### [WORK TO DO]
Please update the data below by replacing every "sidebar-item" with "navigation-item", keeping everything else the same. Leave the pictures out of your answer.

(Records of where elements appear)
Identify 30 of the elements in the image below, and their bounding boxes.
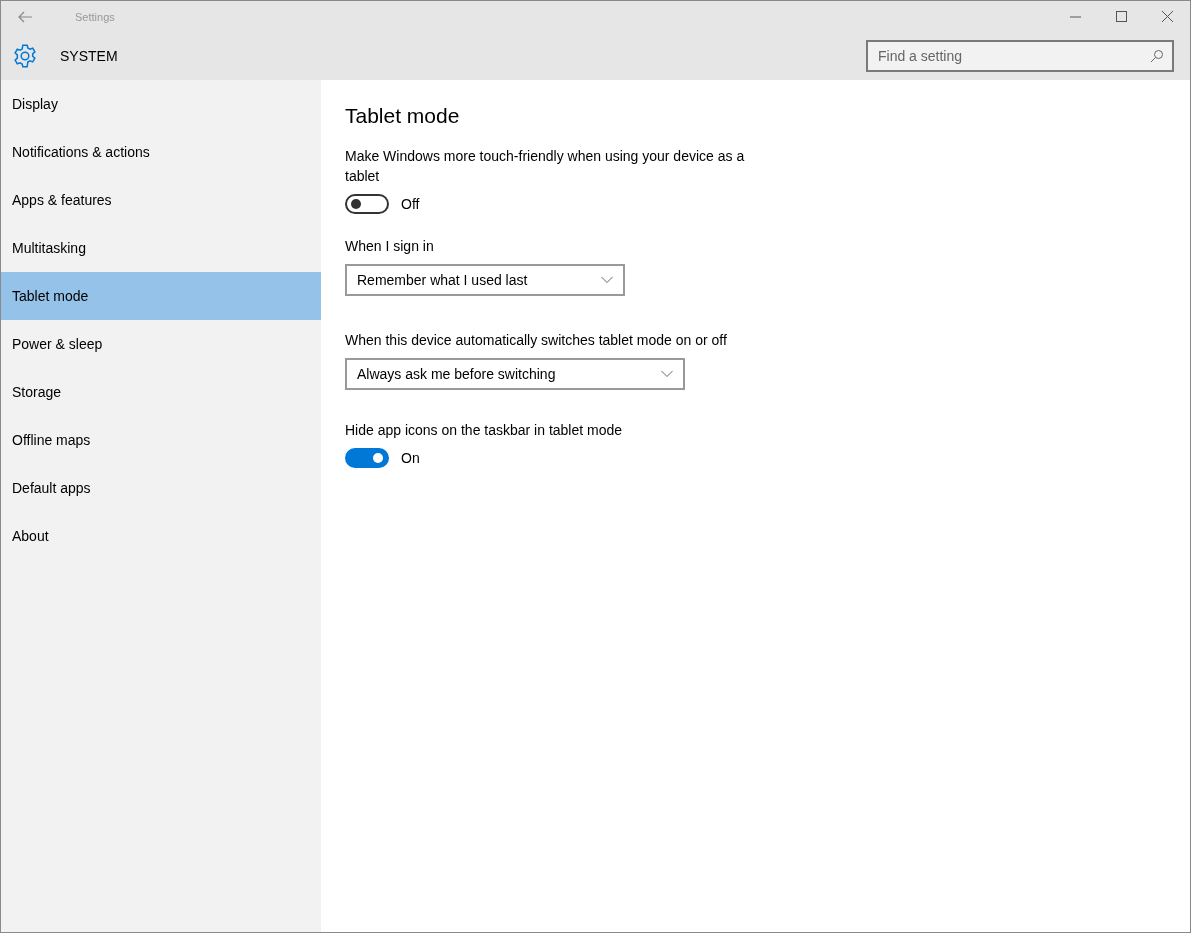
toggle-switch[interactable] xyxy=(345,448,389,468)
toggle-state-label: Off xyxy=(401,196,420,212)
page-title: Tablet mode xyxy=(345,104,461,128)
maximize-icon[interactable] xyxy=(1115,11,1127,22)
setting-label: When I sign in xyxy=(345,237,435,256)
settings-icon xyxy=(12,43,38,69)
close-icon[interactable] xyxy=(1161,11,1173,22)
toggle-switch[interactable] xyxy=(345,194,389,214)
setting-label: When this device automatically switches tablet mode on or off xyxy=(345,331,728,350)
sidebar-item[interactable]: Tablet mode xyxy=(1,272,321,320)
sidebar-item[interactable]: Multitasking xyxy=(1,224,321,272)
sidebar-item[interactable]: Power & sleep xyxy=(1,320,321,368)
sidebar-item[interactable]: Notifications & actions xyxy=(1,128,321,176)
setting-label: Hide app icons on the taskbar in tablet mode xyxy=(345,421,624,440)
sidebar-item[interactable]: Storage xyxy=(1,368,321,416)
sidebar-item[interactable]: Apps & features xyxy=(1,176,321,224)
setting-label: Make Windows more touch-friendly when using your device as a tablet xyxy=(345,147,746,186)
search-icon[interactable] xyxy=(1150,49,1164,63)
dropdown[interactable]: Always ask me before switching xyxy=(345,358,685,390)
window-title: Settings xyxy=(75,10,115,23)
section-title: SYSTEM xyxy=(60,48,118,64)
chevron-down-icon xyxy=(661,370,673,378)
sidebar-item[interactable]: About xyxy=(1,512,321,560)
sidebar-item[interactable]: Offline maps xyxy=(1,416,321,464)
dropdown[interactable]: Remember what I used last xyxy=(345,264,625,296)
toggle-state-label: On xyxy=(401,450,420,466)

### [THE RESPONSE]
Identify 30 of the elements in the image below, and their bounding boxes.
toggle-switch[interactable] xyxy=(345,448,389,468)
toggle-state-label: Off xyxy=(401,196,420,212)
page-title: Tablet mode xyxy=(345,104,461,128)
maximize-icon[interactable] xyxy=(1115,11,1127,22)
setting-label: When I sign in xyxy=(345,237,435,256)
settings-icon xyxy=(12,43,38,69)
close-icon[interactable] xyxy=(1161,11,1173,22)
toggle-switch[interactable] xyxy=(345,194,389,214)
setting-label: When this device automatically switches tablet mode on or off xyxy=(345,331,728,350)
navigation-item[interactable]: Tablet mode xyxy=(1,272,321,320)
navigation-item[interactable]: Multitasking xyxy=(1,224,321,272)
navigation-item[interactable]: Power & sleep xyxy=(1,320,321,368)
navigation-item[interactable]: Notifications & actions xyxy=(1,128,321,176)
setting-label: Hide app icons on the taskbar in tablet mode xyxy=(345,421,624,440)
navigation-item[interactable]: Storage xyxy=(1,368,321,416)
navigation-item[interactable]: Apps & features xyxy=(1,176,321,224)
setting-label: Make Windows more touch-friendly when using your device as a tablet xyxy=(345,147,746,186)
search-icon[interactable] xyxy=(1150,49,1164,63)
dropdown[interactable]: Always ask me before switching xyxy=(345,358,685,390)
window-title: Settings xyxy=(75,10,115,23)
section-title: SYSTEM xyxy=(60,48,118,64)
chevron-down-icon xyxy=(661,370,673,378)
navigation-item[interactable]: About xyxy=(1,512,321,560)
navigation-item[interactable]: Offline maps xyxy=(1,416,321,464)
dropdown[interactable]: Remember what I used last xyxy=(345,264,625,296)
toggle-state-label: On xyxy=(401,450,420,466)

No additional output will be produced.